— WRITTEN REQUEST —
Give the number of lines below that contain the word "from", and nothing else.

— PROVIDED ENTRIES —
──────────────────────────────
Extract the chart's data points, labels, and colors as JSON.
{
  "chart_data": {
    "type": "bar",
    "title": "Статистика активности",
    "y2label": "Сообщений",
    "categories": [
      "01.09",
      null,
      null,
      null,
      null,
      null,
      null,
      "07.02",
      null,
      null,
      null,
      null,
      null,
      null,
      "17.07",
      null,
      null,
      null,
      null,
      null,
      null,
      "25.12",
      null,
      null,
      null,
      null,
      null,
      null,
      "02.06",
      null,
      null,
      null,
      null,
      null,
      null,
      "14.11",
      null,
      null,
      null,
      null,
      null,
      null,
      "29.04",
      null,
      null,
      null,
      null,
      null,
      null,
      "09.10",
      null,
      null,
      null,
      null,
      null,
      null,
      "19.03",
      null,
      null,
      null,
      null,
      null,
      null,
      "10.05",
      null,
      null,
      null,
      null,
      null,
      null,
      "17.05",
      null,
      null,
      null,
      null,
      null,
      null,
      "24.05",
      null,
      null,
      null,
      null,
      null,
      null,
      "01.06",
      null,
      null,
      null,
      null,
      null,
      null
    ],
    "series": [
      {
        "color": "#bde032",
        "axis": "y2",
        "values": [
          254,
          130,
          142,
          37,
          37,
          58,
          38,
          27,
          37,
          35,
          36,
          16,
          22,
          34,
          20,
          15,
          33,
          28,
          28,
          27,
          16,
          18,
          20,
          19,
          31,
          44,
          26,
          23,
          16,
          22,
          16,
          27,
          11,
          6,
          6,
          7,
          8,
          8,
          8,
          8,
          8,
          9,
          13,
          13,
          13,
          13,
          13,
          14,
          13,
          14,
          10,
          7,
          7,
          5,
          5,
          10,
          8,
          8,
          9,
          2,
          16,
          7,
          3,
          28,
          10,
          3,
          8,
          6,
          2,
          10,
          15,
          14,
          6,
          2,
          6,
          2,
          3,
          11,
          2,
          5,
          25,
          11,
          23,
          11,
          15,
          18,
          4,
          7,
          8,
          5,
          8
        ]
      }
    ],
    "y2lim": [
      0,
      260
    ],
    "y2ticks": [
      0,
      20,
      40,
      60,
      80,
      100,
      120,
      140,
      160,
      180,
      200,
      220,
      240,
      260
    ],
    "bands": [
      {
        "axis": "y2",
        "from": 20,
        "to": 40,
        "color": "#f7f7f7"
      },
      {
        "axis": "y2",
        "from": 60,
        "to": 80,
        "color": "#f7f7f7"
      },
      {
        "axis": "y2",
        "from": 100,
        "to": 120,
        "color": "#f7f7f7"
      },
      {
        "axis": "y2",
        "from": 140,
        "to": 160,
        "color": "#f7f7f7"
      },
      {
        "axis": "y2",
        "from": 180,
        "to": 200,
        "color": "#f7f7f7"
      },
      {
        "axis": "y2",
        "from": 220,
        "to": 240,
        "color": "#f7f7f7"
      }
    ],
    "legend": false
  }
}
──────────────────────────────
— FINISHED TASK —
6